Directive: Read the material below and count the lines holding the string "seat". Give that count with nothing added.

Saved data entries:
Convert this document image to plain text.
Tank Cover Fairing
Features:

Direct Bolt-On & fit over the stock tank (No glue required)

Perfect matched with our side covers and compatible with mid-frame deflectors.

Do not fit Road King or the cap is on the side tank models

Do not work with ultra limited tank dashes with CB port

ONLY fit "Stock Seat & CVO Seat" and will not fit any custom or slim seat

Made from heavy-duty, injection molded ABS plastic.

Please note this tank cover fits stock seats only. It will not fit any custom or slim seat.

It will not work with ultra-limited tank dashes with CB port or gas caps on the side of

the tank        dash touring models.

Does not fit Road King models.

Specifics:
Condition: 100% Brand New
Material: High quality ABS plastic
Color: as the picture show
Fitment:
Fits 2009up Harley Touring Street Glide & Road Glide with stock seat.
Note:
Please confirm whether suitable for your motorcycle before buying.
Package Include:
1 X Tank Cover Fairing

Written reply: 3